:: Your task ::
Which lines hold the word "мире"? Copy each of them from the material.

Dataset items
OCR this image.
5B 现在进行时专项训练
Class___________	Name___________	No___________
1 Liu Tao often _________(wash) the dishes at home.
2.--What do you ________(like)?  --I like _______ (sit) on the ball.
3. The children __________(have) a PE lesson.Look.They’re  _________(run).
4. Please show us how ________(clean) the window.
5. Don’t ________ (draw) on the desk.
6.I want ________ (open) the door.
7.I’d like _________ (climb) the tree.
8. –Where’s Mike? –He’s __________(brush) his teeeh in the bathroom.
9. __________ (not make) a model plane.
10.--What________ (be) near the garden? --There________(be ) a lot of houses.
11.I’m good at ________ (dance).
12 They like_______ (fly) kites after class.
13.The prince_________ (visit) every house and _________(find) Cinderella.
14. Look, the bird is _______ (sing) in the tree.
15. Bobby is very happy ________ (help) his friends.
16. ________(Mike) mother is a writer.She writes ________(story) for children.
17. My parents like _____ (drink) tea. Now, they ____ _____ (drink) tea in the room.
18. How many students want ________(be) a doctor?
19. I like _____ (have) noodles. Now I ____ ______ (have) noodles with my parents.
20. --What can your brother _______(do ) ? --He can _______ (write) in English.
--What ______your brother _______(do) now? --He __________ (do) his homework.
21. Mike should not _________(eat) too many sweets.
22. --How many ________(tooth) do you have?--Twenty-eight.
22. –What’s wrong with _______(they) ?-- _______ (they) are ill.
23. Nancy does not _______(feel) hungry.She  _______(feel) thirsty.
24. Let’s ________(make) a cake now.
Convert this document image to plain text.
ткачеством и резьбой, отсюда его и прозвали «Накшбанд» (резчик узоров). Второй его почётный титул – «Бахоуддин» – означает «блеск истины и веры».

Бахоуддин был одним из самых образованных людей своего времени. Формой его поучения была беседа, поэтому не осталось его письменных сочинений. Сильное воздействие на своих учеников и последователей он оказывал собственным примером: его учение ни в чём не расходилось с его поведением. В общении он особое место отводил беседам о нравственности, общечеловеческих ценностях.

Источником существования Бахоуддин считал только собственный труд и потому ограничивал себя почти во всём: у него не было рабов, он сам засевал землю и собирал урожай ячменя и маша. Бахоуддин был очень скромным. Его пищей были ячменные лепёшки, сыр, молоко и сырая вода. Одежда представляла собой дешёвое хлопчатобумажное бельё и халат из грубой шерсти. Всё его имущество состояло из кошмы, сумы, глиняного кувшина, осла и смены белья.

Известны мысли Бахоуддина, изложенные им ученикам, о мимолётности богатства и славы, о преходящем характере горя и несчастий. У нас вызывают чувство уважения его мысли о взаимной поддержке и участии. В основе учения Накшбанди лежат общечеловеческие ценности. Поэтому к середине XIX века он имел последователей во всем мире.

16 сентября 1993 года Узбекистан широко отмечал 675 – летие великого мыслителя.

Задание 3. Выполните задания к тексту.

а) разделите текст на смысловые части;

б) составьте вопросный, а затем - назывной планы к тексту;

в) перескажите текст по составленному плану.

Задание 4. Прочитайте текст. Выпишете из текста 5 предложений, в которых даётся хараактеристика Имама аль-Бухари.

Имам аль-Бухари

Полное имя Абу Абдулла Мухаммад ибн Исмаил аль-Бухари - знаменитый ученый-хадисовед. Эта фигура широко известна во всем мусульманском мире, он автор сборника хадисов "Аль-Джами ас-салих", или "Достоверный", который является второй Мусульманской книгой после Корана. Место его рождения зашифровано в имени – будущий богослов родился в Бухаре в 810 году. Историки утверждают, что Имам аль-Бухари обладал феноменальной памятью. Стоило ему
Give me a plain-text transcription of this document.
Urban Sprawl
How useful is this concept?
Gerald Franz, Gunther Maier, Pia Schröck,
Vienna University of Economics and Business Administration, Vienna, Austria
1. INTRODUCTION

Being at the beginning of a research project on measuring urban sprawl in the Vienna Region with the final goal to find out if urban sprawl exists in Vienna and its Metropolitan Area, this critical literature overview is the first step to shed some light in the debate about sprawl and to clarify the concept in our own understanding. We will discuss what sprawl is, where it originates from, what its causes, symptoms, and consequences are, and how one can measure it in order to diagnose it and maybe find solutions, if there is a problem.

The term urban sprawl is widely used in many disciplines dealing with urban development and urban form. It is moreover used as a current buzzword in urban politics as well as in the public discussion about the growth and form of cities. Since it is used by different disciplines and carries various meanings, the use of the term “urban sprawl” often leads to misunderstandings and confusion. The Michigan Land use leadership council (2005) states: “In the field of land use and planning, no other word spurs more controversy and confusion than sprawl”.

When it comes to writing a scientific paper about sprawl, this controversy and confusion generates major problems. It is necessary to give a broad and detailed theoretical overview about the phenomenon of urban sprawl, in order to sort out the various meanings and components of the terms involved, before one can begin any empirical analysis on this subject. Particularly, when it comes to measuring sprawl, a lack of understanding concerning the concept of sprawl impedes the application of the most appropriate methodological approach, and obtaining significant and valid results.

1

:: Right answer ::
Известны мысли Бахоуддина, изложенные им ученикам, о мимолётности богатства и славы, о преходящем характере горя и несчастий. У нас вызывают чувство уважения его мысли о взаимной поддержке и участии. В основе учения Накшбанди лежат общечеловеческие ценности. Поэтому к середине XIX века он имел последователей во всем мире.
Полное имя Абу Абдулла Мухаммад ибн Исмаил аль-Бухари - знаменитый ученый-хадисовед. Эта фигура широко известна во всем мусульманском мире, он автор сборника хадисов "Аль-Джами ас-салих", или "Достоверный", который является второй Мусульманской книгой после Корана. Место его рождения зашифровано в имени – будущий богослов родился в Бухаре в 810 году. Историки утверждают, что Имам аль-Бухари обладал феноменальной памятью. Стоило ему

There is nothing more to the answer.